§ SUPPLIED DATA:
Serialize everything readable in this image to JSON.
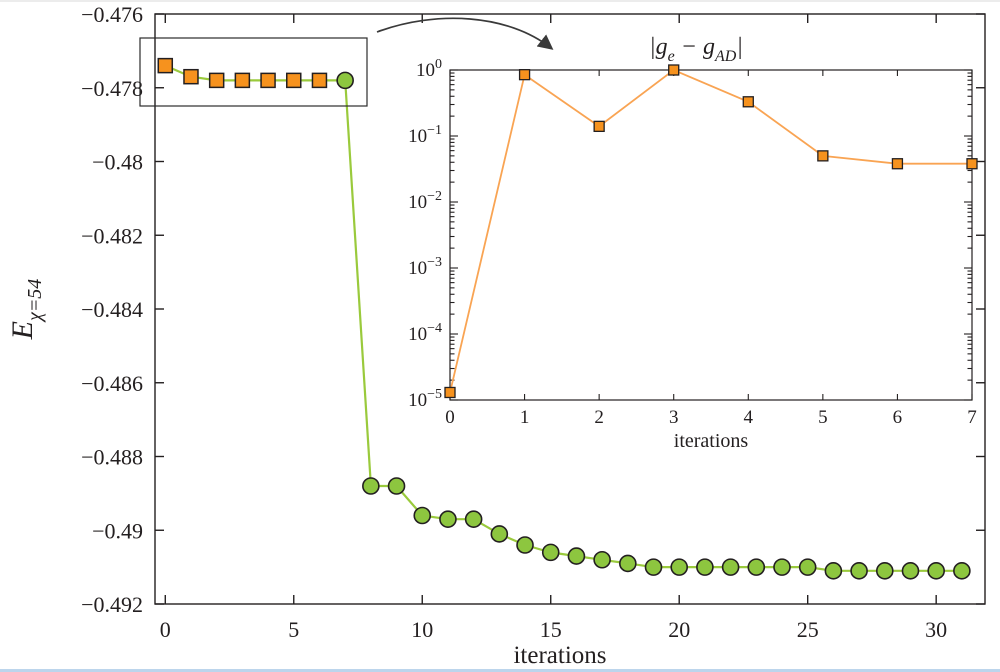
{
  "page": {
    "background": "#ffffff",
    "accent_green": "#8dc63f",
    "accent_orange": "#f6921e",
    "ink": "#231f20",
    "bottom_edge_color": "#bcd5ec"
  },
  "chart_data": [
    {
      "id": "main-energy-plot",
      "type": "line",
      "title": "",
      "xlabel": "iterations",
      "ylabel_parts": [
        {
          "t": "E"
        },
        {
          "t": "χ=54",
          "sub": true
        }
      ],
      "xlim": [
        -0.4,
        31.9
      ],
      "ylim": [
        -0.492,
        -0.476
      ],
      "grid": false,
      "legend": false,
      "xticks": [
        0,
        5,
        10,
        15,
        20,
        25,
        30
      ],
      "xticklabels": [
        "0",
        "5",
        "10",
        "15",
        "20",
        "25",
        "30"
      ],
      "yticks": [
        -0.476,
        -0.478,
        -0.48,
        -0.482,
        -0.484,
        -0.486,
        -0.488,
        -0.49,
        -0.492
      ],
      "yticklabels": [
        "−0.476",
        "−0.478",
        "−0.48",
        "−0.482",
        "−0.484",
        "−0.486",
        "−0.488",
        "−0.49",
        "−0.492"
      ],
      "series": [
        {
          "name": "energy-vs-iterations",
          "marker": "circle",
          "marker_color": "#8dc63f",
          "line_color": "#9aca3c",
          "marker_from_x": 7,
          "x": [
            0,
            1,
            2,
            3,
            4,
            5,
            6,
            7,
            8,
            9,
            10,
            11,
            12,
            13,
            14,
            15,
            16,
            17,
            18,
            19,
            20,
            21,
            22,
            23,
            24,
            25,
            26,
            27,
            28,
            29,
            30,
            31
          ],
          "y": [
            -0.4774,
            -0.4777,
            -0.4778,
            -0.4778,
            -0.4778,
            -0.4778,
            -0.4778,
            -0.4778,
            -0.4888,
            -0.4888,
            -0.4896,
            -0.4897,
            -0.4897,
            -0.4901,
            -0.4904,
            -0.4906,
            -0.4907,
            -0.4908,
            -0.4909,
            -0.491,
            -0.491,
            -0.491,
            -0.491,
            -0.491,
            -0.491,
            -0.491,
            -0.4911,
            -0.4911,
            -0.4911,
            -0.4911,
            -0.4911,
            -0.4911
          ]
        },
        {
          "name": "zoomed-region-points",
          "marker": "square",
          "marker_color": "#f6921e",
          "line_color": null,
          "x": [
            0,
            1,
            2,
            3,
            4,
            5,
            6
          ],
          "y": [
            -0.4774,
            -0.4777,
            -0.4778,
            -0.4778,
            -0.4778,
            -0.4778,
            -0.4778
          ]
        }
      ]
    },
    {
      "id": "inset-gradient-error-plot",
      "type": "line",
      "yscale": "log",
      "title_parts": [
        {
          "t": "|g"
        },
        {
          "t": "e",
          "sub": true
        },
        {
          "t": " − g"
        },
        {
          "t": "AD",
          "sub": true
        },
        {
          "t": "|"
        }
      ],
      "xlabel": "iterations",
      "xlim": [
        0,
        7
      ],
      "ylim_exponents": [
        0,
        -5
      ],
      "grid": false,
      "legend": false,
      "xticks": [
        0,
        1,
        2,
        3,
        4,
        5,
        6,
        7
      ],
      "xticklabels": [
        "0",
        "1",
        "2",
        "3",
        "4",
        "5",
        "6",
        "7"
      ],
      "ytick_exponents": [
        0,
        -1,
        -2,
        -3,
        -4,
        -5
      ],
      "ytick_exponent_labels": [
        "0",
        "−1",
        "−2",
        "−3",
        "−4",
        "−5"
      ],
      "series": [
        {
          "name": "gradient-difference",
          "marker": "square",
          "marker_color": "#f6921e",
          "line_color": "#f9a453",
          "x": [
            0,
            1,
            2,
            3,
            4,
            5,
            6,
            7
          ],
          "y": [
            1.3e-05,
            0.85,
            0.14,
            1.0,
            0.33,
            0.05,
            0.038,
            0.038
          ]
        }
      ]
    }
  ]
}
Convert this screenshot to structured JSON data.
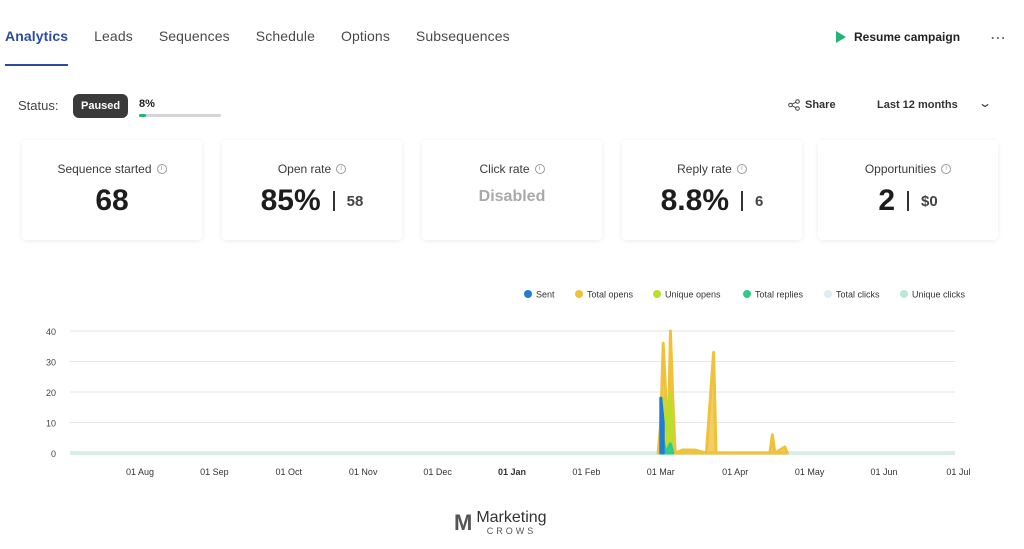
{
  "tabs": [
    "Analytics",
    "Leads",
    "Sequences",
    "Schedule",
    "Options",
    "Subsequences"
  ],
  "header": {
    "resume_label": "Resume campaign",
    "more_label": "⋯"
  },
  "status": {
    "label": "Status:",
    "badge": "Paused",
    "progress_text": "8%",
    "progress_value": 0.08
  },
  "controls": {
    "share_label": "Share",
    "range_label": "Last 12 months"
  },
  "cards": {
    "sequence_started": {
      "title": "Sequence started",
      "value": "68"
    },
    "open_rate": {
      "title": "Open rate",
      "value": "85%",
      "sub": "58"
    },
    "click_rate": {
      "title": "Click rate",
      "value": "Disabled"
    },
    "reply_rate": {
      "title": "Reply rate",
      "value": "8.8%",
      "sub": "6"
    },
    "opportunities": {
      "title": "Opportunities",
      "value": "2",
      "sub": "$0"
    }
  },
  "colors": {
    "accent": "#2a4e9c",
    "green": "#22b573"
  },
  "chart_data": {
    "type": "area",
    "yticks": [
      0,
      10,
      20,
      30,
      40
    ],
    "ylim": [
      0,
      40
    ],
    "xticks": [
      "01 Aug",
      "01 Sep",
      "01 Oct",
      "01 Nov",
      "01 Dec",
      "01 Jan",
      "01 Feb",
      "01 Mar",
      "01 Apr",
      "01 May",
      "01 Jun",
      "01 Jul"
    ],
    "legend_position": "top-right",
    "series": [
      {
        "name": "Sent",
        "color": "#1e7bd6",
        "points": [
          [
            "01 Mar",
            18
          ],
          [
            "02 Mar",
            10
          ]
        ]
      },
      {
        "name": "Total opens",
        "color": "#f0c23b",
        "points": [
          [
            "28 Feb",
            0
          ],
          [
            "01 Mar",
            10
          ],
          [
            "02 Mar",
            36
          ],
          [
            "03 Mar",
            20
          ],
          [
            "04 Mar",
            0
          ],
          [
            "05 Mar",
            40
          ],
          [
            "06 Mar",
            18
          ],
          [
            "07 Mar",
            0
          ],
          [
            "10 Mar",
            1
          ],
          [
            "12 Mar",
            1
          ],
          [
            "15 Mar",
            1
          ],
          [
            "20 Mar",
            0
          ],
          [
            "23 Mar",
            33
          ],
          [
            "24 Mar",
            0
          ],
          [
            "15 Apr",
            0
          ],
          [
            "16 Apr",
            6
          ],
          [
            "17 Apr",
            0
          ],
          [
            "21 Apr",
            2
          ],
          [
            "22 Apr",
            0
          ]
        ]
      },
      {
        "name": "Unique opens",
        "color": "#b6e02b",
        "points": [
          [
            "01 Mar",
            0
          ],
          [
            "02 Mar",
            18
          ],
          [
            "03 Mar",
            6
          ],
          [
            "05 Mar",
            20
          ],
          [
            "06 Mar",
            0
          ]
        ]
      },
      {
        "name": "Total replies",
        "color": "#2ecc8a",
        "points": [
          [
            "01 Mar",
            0
          ],
          [
            "02 Mar",
            4
          ],
          [
            "03 Mar",
            0
          ],
          [
            "05 Mar",
            3
          ],
          [
            "06 Mar",
            0
          ]
        ]
      },
      {
        "name": "Total clicks",
        "color": "#d8eef2",
        "points": []
      },
      {
        "name": "Unique clicks",
        "color": "#b8e8d8",
        "points": []
      }
    ]
  },
  "watermark": {
    "line1": "Marketing",
    "line2": "CROWS",
    "logo": "M"
  }
}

§ WORK TO DO: Return the listing above word for word, with the pictures removed.

§ RESPONSE TO THIS EXERCISE:
Serialize everything readable in this image to JSON.
{
  "page": {
    "background": "#ffffff",
    "accent_green": "#8dc63f",
    "accent_orange": "#f6921e",
    "ink": "#231f20",
    "bottom_edge_color": "#bcd5ec"
  },
  "chart_data": [
    {
      "id": "main-energy-plot",
      "type": "line",
      "title": "",
      "xlabel": "iterations",
      "ylabel_parts": [
        {
          "t": "E"
        },
        {
          "t": "χ=54",
          "sub": true
        }
      ],
      "xlim": [
        -0.4,
        31.9
      ],
      "ylim": [
        -0.492,
        -0.476
      ],
      "grid": false,
      "legend": false,
      "xticks": [
        0,
        5,
        10,
        15,
        20,
        25,
        30
      ],
      "xticklabels": [
        "0",
        "5",
        "10",
        "15",
        "20",
        "25",
        "30"
      ],
      "yticks": [
        -0.476,
        -0.478,
        -0.48,
        -0.482,
        -0.484,
        -0.486,
        -0.488,
        -0.49,
        -0.492
      ],
      "yticklabels": [
        "−0.476",
        "−0.478",
        "−0.48",
        "−0.482",
        "−0.484",
        "−0.486",
        "−0.488",
        "−0.49",
        "−0.492"
      ],
      "series": [
        {
          "name": "energy-vs-iterations",
          "marker": "circle",
          "marker_color": "#8dc63f",
          "line_color": "#9aca3c",
          "marker_from_x": 7,
          "x": [
            0,
            1,
            2,
            3,
            4,
            5,
            6,
            7,
            8,
            9,
            10,
            11,
            12,
            13,
            14,
            15,
            16,
            17,
            18,
            19,
            20,
            21,
            22,
            23,
            24,
            25,
            26,
            27,
            28,
            29,
            30,
            31
          ],
          "y": [
            -0.4774,
            -0.4777,
            -0.4778,
            -0.4778,
            -0.4778,
            -0.4778,
            -0.4778,
            -0.4778,
            -0.4888,
            -0.4888,
            -0.4896,
            -0.4897,
            -0.4897,
            -0.4901,
            -0.4904,
            -0.4906,
            -0.4907,
            -0.4908,
            -0.4909,
            -0.491,
            -0.491,
            -0.491,
            -0.491,
            -0.491,
            -0.491,
            -0.491,
            -0.4911,
            -0.4911,
            -0.4911,
            -0.4911,
            -0.4911,
            -0.4911
          ]
        },
        {
          "name": "zoomed-region-points",
          "marker": "square",
          "marker_color": "#f6921e",
          "line_color": null,
          "x": [
            0,
            1,
            2,
            3,
            4,
            5,
            6
          ],
          "y": [
            -0.4774,
            -0.4777,
            -0.4778,
            -0.4778,
            -0.4778,
            -0.4778,
            -0.4778
          ]
        }
      ]
    },
    {
      "id": "inset-gradient-error-plot",
      "type": "line",
      "yscale": "log",
      "title_parts": [
        {
          "t": "|g"
        },
        {
          "t": "e",
          "sub": true
        },
        {
          "t": " − g"
        },
        {
          "t": "AD",
          "sub": true
        },
        {
          "t": "|"
        }
      ],
      "xlabel": "iterations",
      "xlim": [
        0,
        7
      ],
      "ylim_exponents": [
        0,
        -5
      ],
      "grid": false,
      "legend": false,
      "xticks": [
        0,
        1,
        2,
        3,
        4,
        5,
        6,
        7
      ],
      "xticklabels": [
        "0",
        "1",
        "2",
        "3",
        "4",
        "5",
        "6",
        "7"
      ],
      "ytick_exponents": [
        0,
        -1,
        -2,
        -3,
        -4,
        -5
      ],
      "ytick_exponent_labels": [
        "0",
        "−1",
        "−2",
        "−3",
        "−4",
        "−5"
      ],
      "series": [
        {
          "name": "gradient-difference",
          "marker": "square",
          "marker_color": "#f6921e",
          "line_color": "#f9a453",
          "x": [
            0,
            1,
            2,
            3,
            4,
            5,
            6,
            7
          ],
          "y": [
            1.3e-05,
            0.85,
            0.14,
            1.0,
            0.33,
            0.05,
            0.038,
            0.038
          ]
        }
      ]
    }
  ]
}
Convert this screenshot to structured JSON data.
{
  "tabs": [
    "Analytics",
    "Leads",
    "Sequences",
    "Schedule",
    "Options",
    "Subsequences"
  ],
  "header": {
    "resume_label": "Resume campaign",
    "more_label": "⋯"
  },
  "status": {
    "label": "Status:",
    "badge": "Paused",
    "progress_text": "8%",
    "progress_value": 0.08
  },
  "controls": {
    "share_label": "Share",
    "range_label": "Last 12 months"
  },
  "cards": {
    "sequence_started": {
      "title": "Sequence started",
      "value": "68"
    },
    "open_rate": {
      "title": "Open rate",
      "value": "85%",
      "sub": "58"
    },
    "click_rate": {
      "title": "Click rate",
      "value": "Disabled"
    },
    "reply_rate": {
      "title": "Reply rate",
      "value": "8.8%",
      "sub": "6"
    },
    "opportunities": {
      "title": "Opportunities",
      "value": "2",
      "sub": "$0"
    }
  },
  "colors": {
    "accent": "#2a4e9c",
    "green": "#22b573"
  },
  "chart_data": {
    "type": "area",
    "yticks": [
      0,
      10,
      20,
      30,
      40
    ],
    "ylim": [
      0,
      40
    ],
    "xticks": [
      "01 Aug",
      "01 Sep",
      "01 Oct",
      "01 Nov",
      "01 Dec",
      "01 Jan",
      "01 Feb",
      "01 Mar",
      "01 Apr",
      "01 May",
      "01 Jun",
      "01 Jul"
    ],
    "legend_position": "top-right",
    "series": [
      {
        "name": "Sent",
        "color": "#1e7bd6",
        "points": [
          [
            "01 Mar",
            18
          ],
          [
            "02 Mar",
            10
          ]
        ]
      },
      {
        "name": "Total opens",
        "color": "#f0c23b",
        "points": [
          [
            "28 Feb",
            0
          ],
          [
            "01 Mar",
            10
          ],
          [
            "02 Mar",
            36
          ],
          [
            "03 Mar",
            20
          ],
          [
            "04 Mar",
            0
          ],
          [
            "05 Mar",
            40
          ],
          [
            "06 Mar",
            18
          ],
          [
            "07 Mar",
            0
          ],
          [
            "10 Mar",
            1
          ],
          [
            "12 Mar",
            1
          ],
          [
            "15 Mar",
            1
          ],
          [
            "20 Mar",
            0
          ],
          [
            "23 Mar",
            33
          ],
          [
            "24 Mar",
            0
          ],
          [
            "15 Apr",
            0
          ],
          [
            "16 Apr",
            6
          ],
          [
            "17 Apr",
            0
          ],
          [
            "21 Apr",
            2
          ],
          [
            "22 Apr",
            0
          ]
        ]
      },
      {
        "name": "Unique opens",
        "color": "#b6e02b",
        "points": [
          [
            "01 Mar",
            0
          ],
          [
            "02 Mar",
            18
          ],
          [
            "03 Mar",
            6
          ],
          [
            "05 Mar",
            20
          ],
          [
            "06 Mar",
            0
          ]
        ]
      },
      {
        "name": "Total replies",
        "color": "#2ecc8a",
        "points": [
          [
            "01 Mar",
            0
          ],
          [
            "02 Mar",
            4
          ],
          [
            "03 Mar",
            0
          ],
          [
            "05 Mar",
            3
          ],
          [
            "06 Mar",
            0
          ]
        ]
      },
      {
        "name": "Total clicks",
        "color": "#d8eef2",
        "points": []
      },
      {
        "name": "Unique clicks",
        "color": "#b8e8d8",
        "points": []
      }
    ]
  },
  "watermark": {
    "line1": "Marketing",
    "line2": "CROWS",
    "logo": "M"
  }
}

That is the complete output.